- **Short problem**
Locate each line below that includes "this" and reproduce it.

------ Source records ------

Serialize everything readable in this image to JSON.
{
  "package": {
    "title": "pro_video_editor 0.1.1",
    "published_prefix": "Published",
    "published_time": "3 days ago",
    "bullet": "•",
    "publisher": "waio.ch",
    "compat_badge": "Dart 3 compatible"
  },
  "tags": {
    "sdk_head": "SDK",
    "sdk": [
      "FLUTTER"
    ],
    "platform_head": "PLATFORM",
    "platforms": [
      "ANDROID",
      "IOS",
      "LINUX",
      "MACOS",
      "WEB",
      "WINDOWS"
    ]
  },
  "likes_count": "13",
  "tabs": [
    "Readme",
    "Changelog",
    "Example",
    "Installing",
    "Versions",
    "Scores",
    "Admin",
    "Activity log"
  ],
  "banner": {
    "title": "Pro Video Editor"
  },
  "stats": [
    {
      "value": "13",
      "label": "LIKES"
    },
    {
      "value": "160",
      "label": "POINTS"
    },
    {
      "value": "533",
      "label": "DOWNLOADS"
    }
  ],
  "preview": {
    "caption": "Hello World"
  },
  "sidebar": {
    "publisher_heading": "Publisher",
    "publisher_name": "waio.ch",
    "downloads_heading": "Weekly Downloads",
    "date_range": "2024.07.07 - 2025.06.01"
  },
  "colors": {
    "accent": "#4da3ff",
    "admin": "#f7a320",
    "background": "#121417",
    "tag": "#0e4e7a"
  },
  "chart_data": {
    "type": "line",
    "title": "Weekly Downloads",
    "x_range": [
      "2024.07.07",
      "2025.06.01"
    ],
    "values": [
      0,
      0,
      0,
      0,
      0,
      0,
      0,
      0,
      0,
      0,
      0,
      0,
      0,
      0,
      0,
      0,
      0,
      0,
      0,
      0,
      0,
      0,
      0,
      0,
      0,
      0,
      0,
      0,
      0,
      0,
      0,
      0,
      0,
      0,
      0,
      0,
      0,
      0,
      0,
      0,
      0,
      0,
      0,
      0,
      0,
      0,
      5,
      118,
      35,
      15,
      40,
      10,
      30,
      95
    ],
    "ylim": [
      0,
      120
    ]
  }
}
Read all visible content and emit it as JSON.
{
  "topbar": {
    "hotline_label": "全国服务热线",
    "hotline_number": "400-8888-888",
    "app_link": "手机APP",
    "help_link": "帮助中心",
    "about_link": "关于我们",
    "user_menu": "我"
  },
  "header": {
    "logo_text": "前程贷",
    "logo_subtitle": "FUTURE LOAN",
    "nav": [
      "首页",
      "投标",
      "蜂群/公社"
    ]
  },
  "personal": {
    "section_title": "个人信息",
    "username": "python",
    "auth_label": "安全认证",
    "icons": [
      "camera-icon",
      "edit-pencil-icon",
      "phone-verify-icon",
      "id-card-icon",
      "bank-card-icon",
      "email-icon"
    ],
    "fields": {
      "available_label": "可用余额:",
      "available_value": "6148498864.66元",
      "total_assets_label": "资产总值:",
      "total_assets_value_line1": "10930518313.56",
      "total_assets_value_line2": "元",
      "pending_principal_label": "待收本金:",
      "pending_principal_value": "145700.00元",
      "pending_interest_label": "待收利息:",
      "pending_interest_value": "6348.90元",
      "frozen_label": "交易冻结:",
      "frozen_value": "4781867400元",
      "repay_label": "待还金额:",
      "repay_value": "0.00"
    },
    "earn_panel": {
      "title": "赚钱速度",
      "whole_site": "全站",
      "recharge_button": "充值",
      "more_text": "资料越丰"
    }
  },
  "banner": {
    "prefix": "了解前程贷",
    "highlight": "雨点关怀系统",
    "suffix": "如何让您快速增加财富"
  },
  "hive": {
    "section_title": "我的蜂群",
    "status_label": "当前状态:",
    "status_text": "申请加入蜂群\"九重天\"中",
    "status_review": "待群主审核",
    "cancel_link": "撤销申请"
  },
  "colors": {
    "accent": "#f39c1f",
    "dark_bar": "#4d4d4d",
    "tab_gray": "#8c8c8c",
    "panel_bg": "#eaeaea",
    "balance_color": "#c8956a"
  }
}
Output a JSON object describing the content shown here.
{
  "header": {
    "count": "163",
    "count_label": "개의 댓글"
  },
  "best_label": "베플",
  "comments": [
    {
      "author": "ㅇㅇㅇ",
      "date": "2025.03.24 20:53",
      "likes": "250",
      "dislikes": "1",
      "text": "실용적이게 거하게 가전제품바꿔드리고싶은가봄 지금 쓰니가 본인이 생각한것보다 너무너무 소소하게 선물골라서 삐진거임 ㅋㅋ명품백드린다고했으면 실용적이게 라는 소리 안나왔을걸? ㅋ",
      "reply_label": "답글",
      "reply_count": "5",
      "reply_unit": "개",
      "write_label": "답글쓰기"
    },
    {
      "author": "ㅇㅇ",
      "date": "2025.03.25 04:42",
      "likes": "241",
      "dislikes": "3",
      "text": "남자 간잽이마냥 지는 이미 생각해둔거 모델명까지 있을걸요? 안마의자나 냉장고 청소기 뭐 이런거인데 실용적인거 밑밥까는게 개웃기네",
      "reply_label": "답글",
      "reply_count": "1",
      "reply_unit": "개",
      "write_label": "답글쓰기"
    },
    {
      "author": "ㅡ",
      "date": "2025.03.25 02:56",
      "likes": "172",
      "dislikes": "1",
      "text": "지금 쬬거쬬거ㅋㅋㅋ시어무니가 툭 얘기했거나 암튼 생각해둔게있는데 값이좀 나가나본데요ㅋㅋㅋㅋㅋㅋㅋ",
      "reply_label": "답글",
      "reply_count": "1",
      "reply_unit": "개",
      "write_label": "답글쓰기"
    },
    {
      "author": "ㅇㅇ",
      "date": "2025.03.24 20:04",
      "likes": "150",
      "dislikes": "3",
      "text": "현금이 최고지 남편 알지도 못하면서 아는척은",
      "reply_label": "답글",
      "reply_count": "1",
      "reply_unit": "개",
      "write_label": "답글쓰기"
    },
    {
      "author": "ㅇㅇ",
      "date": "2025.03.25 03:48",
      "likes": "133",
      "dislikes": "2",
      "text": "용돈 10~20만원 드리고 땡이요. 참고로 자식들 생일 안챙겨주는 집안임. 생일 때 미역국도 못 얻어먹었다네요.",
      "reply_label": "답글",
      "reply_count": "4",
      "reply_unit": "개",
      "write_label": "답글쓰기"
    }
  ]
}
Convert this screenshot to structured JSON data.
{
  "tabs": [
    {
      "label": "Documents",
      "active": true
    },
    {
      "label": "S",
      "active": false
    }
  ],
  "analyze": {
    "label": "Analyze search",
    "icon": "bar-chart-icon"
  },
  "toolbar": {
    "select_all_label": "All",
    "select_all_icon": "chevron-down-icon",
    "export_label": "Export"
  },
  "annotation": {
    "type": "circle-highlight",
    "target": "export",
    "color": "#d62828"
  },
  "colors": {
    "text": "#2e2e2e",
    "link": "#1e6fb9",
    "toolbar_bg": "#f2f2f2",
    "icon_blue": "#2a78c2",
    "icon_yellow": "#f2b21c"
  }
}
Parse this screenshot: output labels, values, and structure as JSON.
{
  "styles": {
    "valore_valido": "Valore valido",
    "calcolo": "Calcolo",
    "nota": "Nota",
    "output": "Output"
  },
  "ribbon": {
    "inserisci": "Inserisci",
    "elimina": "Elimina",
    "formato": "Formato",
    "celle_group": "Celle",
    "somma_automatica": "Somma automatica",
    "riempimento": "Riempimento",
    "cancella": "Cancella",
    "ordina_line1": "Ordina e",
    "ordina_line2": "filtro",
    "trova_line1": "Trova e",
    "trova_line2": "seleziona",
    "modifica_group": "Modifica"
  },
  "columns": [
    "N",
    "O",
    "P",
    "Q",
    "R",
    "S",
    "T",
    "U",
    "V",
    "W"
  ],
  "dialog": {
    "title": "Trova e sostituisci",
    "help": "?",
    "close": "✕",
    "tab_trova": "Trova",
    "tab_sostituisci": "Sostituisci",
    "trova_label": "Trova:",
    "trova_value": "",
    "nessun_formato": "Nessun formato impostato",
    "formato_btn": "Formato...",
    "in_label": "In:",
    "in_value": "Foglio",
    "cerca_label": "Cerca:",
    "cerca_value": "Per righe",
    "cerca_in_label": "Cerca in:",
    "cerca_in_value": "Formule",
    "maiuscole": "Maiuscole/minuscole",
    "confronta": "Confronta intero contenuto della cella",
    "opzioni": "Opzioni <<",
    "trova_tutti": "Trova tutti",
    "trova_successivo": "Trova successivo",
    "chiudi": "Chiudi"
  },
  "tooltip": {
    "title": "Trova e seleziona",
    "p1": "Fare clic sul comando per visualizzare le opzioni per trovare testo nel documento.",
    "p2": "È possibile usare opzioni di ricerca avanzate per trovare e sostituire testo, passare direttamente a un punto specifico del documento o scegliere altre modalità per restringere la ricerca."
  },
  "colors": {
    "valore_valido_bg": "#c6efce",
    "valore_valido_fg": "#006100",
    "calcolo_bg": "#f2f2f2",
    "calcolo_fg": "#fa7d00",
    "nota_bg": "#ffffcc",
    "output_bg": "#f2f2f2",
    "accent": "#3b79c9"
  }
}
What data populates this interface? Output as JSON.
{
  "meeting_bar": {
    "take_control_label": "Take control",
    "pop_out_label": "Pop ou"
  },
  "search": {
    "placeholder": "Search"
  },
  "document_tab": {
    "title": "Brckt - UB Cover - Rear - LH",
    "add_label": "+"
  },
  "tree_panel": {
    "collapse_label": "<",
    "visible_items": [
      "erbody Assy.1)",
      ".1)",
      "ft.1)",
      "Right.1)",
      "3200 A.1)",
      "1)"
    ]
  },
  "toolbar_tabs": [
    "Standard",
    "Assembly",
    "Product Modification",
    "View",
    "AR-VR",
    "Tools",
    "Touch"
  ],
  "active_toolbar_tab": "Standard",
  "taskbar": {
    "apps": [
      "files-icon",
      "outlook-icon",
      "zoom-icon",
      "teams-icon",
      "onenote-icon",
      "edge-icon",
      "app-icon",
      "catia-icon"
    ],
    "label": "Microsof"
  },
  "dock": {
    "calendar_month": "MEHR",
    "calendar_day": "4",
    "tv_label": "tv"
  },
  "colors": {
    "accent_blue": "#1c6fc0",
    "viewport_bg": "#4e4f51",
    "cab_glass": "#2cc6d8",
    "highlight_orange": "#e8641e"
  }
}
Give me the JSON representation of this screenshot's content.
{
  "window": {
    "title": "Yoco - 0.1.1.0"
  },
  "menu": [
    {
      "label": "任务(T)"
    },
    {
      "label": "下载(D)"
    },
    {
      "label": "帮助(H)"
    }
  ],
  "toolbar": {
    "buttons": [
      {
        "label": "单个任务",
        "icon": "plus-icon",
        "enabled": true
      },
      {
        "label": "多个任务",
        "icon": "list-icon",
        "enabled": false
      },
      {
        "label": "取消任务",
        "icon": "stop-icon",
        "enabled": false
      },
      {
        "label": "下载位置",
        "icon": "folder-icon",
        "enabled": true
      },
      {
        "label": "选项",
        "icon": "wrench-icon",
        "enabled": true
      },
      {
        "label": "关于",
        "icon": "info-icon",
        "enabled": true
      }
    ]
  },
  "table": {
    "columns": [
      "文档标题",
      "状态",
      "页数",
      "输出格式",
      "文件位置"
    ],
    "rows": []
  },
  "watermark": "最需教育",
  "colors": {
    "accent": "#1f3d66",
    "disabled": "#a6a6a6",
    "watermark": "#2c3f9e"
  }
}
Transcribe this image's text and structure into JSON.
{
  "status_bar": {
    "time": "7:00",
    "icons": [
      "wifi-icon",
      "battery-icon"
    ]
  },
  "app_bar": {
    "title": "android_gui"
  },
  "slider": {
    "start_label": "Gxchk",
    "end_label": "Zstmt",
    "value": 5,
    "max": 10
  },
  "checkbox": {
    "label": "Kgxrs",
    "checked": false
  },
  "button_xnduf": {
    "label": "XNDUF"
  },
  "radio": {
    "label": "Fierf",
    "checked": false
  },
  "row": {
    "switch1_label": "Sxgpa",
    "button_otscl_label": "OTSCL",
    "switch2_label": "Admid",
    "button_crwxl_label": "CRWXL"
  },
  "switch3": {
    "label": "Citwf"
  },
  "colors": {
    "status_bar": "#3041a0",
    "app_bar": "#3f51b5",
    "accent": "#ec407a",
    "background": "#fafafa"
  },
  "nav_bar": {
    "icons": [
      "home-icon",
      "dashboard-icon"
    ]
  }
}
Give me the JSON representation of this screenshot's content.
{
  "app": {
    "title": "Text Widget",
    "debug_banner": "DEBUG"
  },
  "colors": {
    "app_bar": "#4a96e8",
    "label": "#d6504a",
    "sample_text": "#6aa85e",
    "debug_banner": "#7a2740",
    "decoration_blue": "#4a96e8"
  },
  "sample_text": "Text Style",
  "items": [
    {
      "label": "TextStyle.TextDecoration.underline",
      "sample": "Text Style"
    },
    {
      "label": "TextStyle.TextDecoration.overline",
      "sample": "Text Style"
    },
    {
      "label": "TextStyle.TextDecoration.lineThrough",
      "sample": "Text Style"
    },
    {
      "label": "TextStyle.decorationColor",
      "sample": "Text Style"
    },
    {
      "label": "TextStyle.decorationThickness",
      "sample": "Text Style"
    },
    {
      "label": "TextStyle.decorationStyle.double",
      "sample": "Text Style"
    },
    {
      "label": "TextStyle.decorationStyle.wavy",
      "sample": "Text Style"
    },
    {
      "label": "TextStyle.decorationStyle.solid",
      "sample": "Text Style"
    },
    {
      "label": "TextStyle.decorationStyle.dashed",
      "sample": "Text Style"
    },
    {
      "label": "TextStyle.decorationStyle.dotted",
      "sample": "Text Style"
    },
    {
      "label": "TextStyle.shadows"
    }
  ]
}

------

- **Exercise solution**
Serialize everything readable in this image to JSON.
Convert this screenshot to structured JSON data.
Parse this screenshot: output labels, values, and structure as JSON.
What data populates this interface? Output as JSON.
Give me the JSON representation of this screenshot's content.
Transcribe this image's text and structure into JSON.
Give me the JSON representation of this screenshot's content.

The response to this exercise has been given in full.